* [WHAT YOU SHOULD DO]
Repeat the listing word for word. No pictures belong in the copy.

* [Dataset records]

--------------------------------------------------

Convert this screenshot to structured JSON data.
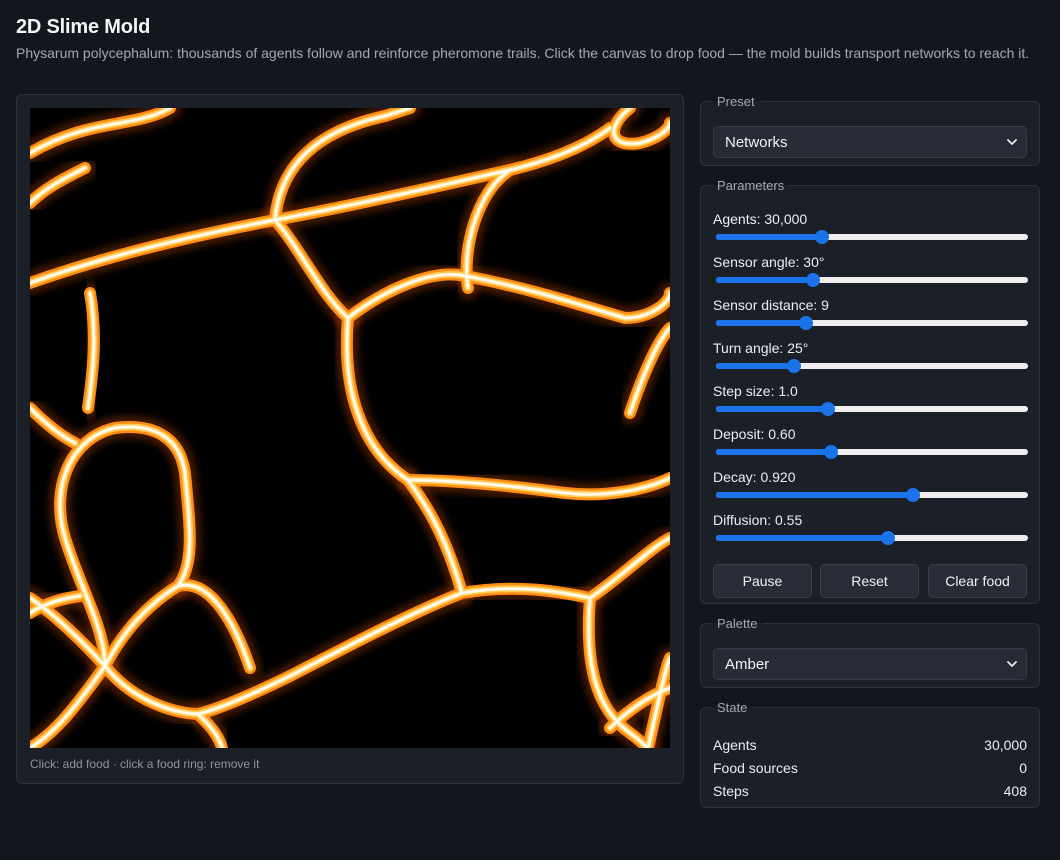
{
  "app": {
    "title": "2D Slime Mold",
    "subtitle": "Physarum polycephalum: thousands of agents follow and reinforce pheromone trails. Click the canvas to drop food — the mold builds transport networks to reach it."
  },
  "canvas": {
    "hint": "Click: add food · click a food ring: remove it",
    "trail_colors": [
      "#ffffff",
      "#fff0c8",
      "#ffc850",
      "#ff8c14",
      "#7a2e00"
    ]
  },
  "preset": {
    "legend": "Preset",
    "selected": "Networks"
  },
  "parameters": {
    "legend": "Parameters",
    "items": [
      {
        "label": "Agents: 30,000",
        "value": 0.34
      },
      {
        "label": "Sensor angle: 30°",
        "value": 0.31
      },
      {
        "label": "Sensor distance: 9",
        "value": 0.29
      },
      {
        "label": "Turn angle: 25°",
        "value": 0.25
      },
      {
        "label": "Step size: 1.0",
        "value": 0.36
      },
      {
        "label": "Deposit: 0.60",
        "value": 0.37
      },
      {
        "label": "Decay: 0.920",
        "value": 0.63
      },
      {
        "label": "Diffusion: 0.55",
        "value": 0.55
      }
    ],
    "slider_color": "#1a73e8",
    "buttons": {
      "pause": "Pause",
      "reset": "Reset",
      "clear_food": "Clear food"
    }
  },
  "palette": {
    "legend": "Palette",
    "selected": "Amber"
  },
  "state": {
    "legend": "State",
    "rows": [
      {
        "label": "Agents",
        "value": "30,000"
      },
      {
        "label": "Food sources",
        "value": "0"
      },
      {
        "label": "Steps",
        "value": "408"
      }
    ]
  }
}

--------------------------------------------------

* [TASK ANSWER]
Convert this screenshot to structured JSON data.
{
  "app": {
    "title": "2D Slime Mold",
    "subtitle": "Physarum polycephalum: thousands of agents follow and reinforce pheromone trails. Click the canvas to drop food — the mold builds transport networks to reach it."
  },
  "canvas": {
    "hint": "Click: add food · click a food ring: remove it",
    "trail_colors": [
      "#ffffff",
      "#fff0c8",
      "#ffc850",
      "#ff8c14",
      "#7a2e00"
    ]
  },
  "preset": {
    "legend": "Preset",
    "selected": "Networks"
  },
  "parameters": {
    "legend": "Parameters",
    "items": [
      {
        "label": "Agents: 30,000",
        "value": 0.34
      },
      {
        "label": "Sensor angle: 30°",
        "value": 0.31
      },
      {
        "label": "Sensor distance: 9",
        "value": 0.29
      },
      {
        "label": "Turn angle: 25°",
        "value": 0.25
      },
      {
        "label": "Step size: 1.0",
        "value": 0.36
      },
      {
        "label": "Deposit: 0.60",
        "value": 0.37
      },
      {
        "label": "Decay: 0.920",
        "value": 0.63
      },
      {
        "label": "Diffusion: 0.55",
        "value": 0.55
      }
    ],
    "slider_color": "#1a73e8",
    "buttons": {
      "pause": "Pause",
      "reset": "Reset",
      "clear_food": "Clear food"
    }
  },
  "palette": {
    "legend": "Palette",
    "selected": "Amber"
  },
  "state": {
    "legend": "State",
    "rows": [
      {
        "label": "Agents",
        "value": "30,000"
      },
      {
        "label": "Food sources",
        "value": "0"
      },
      {
        "label": "Steps",
        "value": "408"
      }
    ]
  }
}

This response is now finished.